__WRITTEN EXERCISE__: Could you edit every item below so that each "data-point" becomes "data-marker", leaving all other text unchanged and omitting the pictures?

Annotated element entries
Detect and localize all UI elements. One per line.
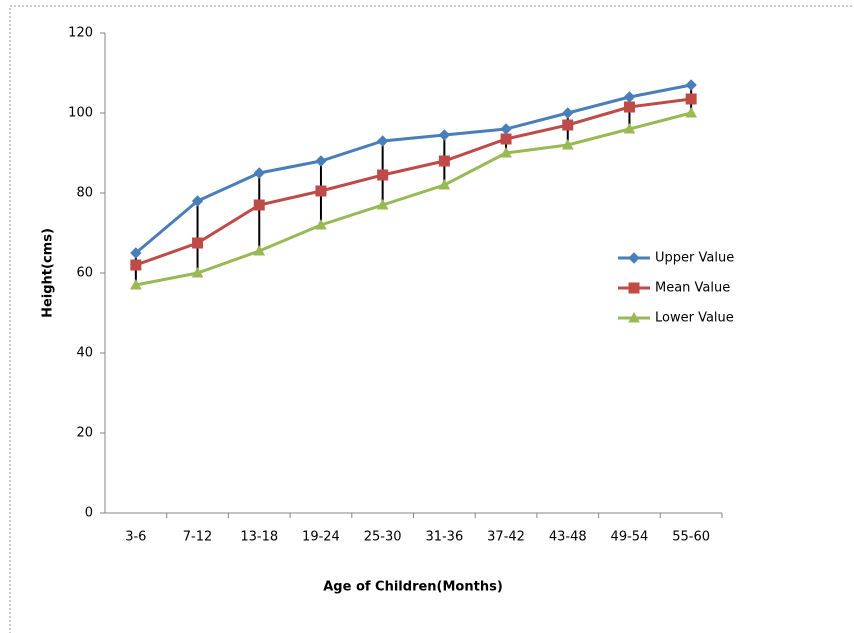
data-point [563,120,573,130]
x-tick-label: 13-18 [240,530,278,545]
data-point [563,108,573,118]
legend-label: Lower Value [655,311,734,326]
y-tick-label: 0 [85,506,93,521]
y-tick-label: 20 [76,426,93,441]
data-point [501,124,511,134]
legend-label: Upper Value [655,251,734,266]
legend-label: Mean Value [655,281,730,296]
x-tick-label: 31-36 [425,530,463,545]
y-tick-label: 80 [76,186,93,201]
legend-marker [629,253,639,263]
x-tick-label: 3-6 [125,530,146,545]
chart: Age of Children(Months) Height(cms) 0 20 4… [0,0,854,633]
data-point [439,156,449,166]
data-point [254,168,264,178]
y-tick-label: 100 [68,106,93,121]
x-tick-label: 37-42 [487,530,525,545]
data-point [378,136,388,146]
x-tick-label: 55-60 [672,530,710,545]
data-point [624,92,634,102]
data-point [378,170,388,180]
y-tick-label: 40 [76,346,93,361]
x-axis-label: Age of Children(Months) [323,580,503,595]
x-tick-label: 25-30 [364,530,402,545]
data-point [254,200,264,210]
data-point [501,134,511,144]
data-point [131,260,141,270]
y-axis-label: Height(cms) [41,228,56,318]
x-tick-label: 43-48 [549,530,587,545]
data-point [439,130,449,140]
legend-marker [629,283,639,293]
data-point [316,156,326,166]
x-tick-label: 19-24 [302,530,340,545]
data-point [316,186,326,196]
y-tick-label: 60 [76,266,93,281]
x-tick-label: 7-12 [183,530,213,545]
data-point [624,102,634,112]
x-tick-label: 49-54 [611,530,649,545]
data-point [686,94,696,104]
data-point [686,80,696,90]
data-point [193,238,203,248]
series-line [136,99,691,265]
y-tick-label: 120 [68,26,93,41]
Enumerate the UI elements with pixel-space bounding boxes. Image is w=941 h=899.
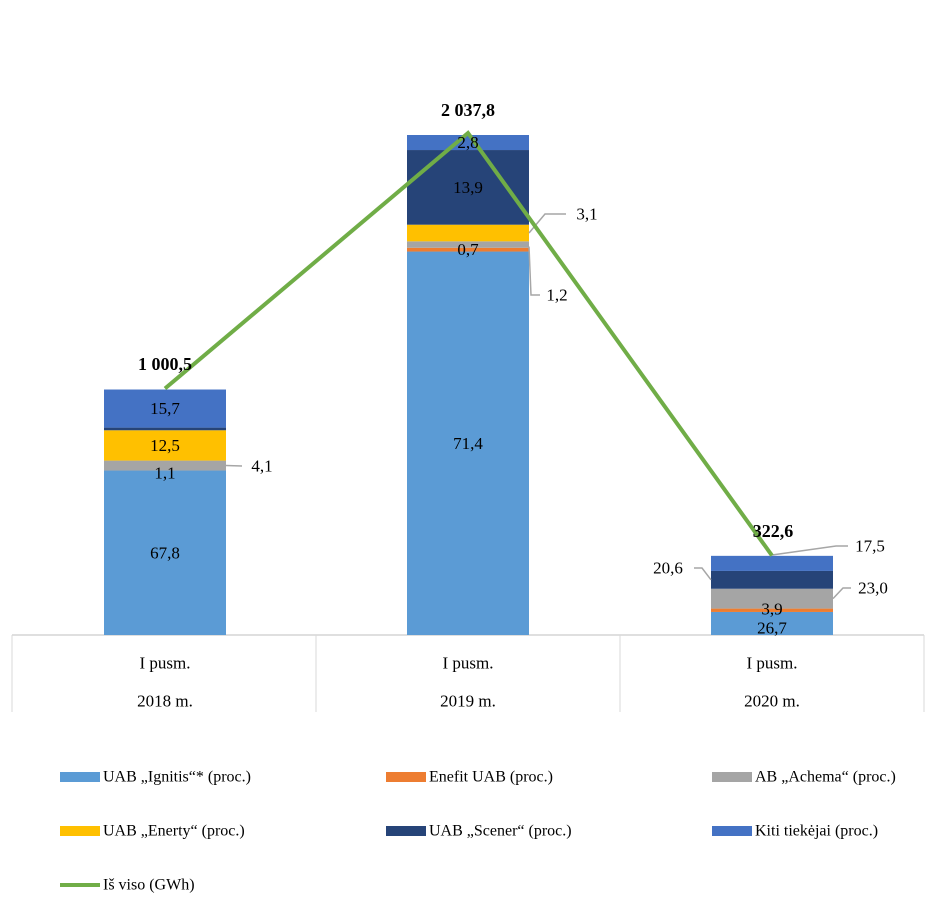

__EXERCISE ANSWER__:
Detect and localize all UI elements. One per line.
data-marker [563,120,573,130]
x-tick-label: 13-18 [240,530,278,545]
data-marker [563,108,573,118]
legend-label: Lower Value [655,311,734,326]
y-tick-label: 0 [85,506,93,521]
y-tick-label: 20 [76,426,93,441]
data-marker [501,124,511,134]
legend-label: Upper Value [655,251,734,266]
legend-label: Mean Value [655,281,730,296]
x-tick-label: 31-36 [425,530,463,545]
y-tick-label: 80 [76,186,93,201]
legend-marker [629,253,639,263]
x-tick-label: 3-6 [125,530,146,545]
chart: Age of Children(Months) Height(cms) 0 20 4… [0,0,854,633]
data-marker [439,156,449,166]
data-marker [254,168,264,178]
y-tick-label: 100 [68,106,93,121]
x-tick-label: 37-42 [487,530,525,545]
data-marker [378,136,388,146]
x-tick-label: 55-60 [672,530,710,545]
data-marker [624,92,634,102]
data-marker [378,170,388,180]
y-tick-label: 40 [76,346,93,361]
x-axis-label: Age of Children(Months) [323,580,503,595]
x-tick-label: 25-30 [364,530,402,545]
data-marker [254,200,264,210]
data-marker [501,134,511,144]
data-marker [131,260,141,270]
y-axis-label: Height(cms) [41,228,56,318]
x-tick-label: 43-48 [549,530,587,545]
data-marker [439,130,449,140]
legend-marker [629,283,639,293]
data-marker [316,156,326,166]
x-tick-label: 19-24 [302,530,340,545]
data-marker [316,186,326,196]
y-tick-label: 60 [76,266,93,281]
x-tick-label: 7-12 [183,530,213,545]
data-marker [624,102,634,112]
x-tick-label: 49-54 [611,530,649,545]
data-marker [686,94,696,104]
data-marker [686,80,696,90]
data-marker [193,238,203,248]
series-line [136,99,691,265]
y-tick-label: 120 [68,26,93,41]
Enumerate the UI elements with pixel-space bounding boxes. Image is w=941 h=899.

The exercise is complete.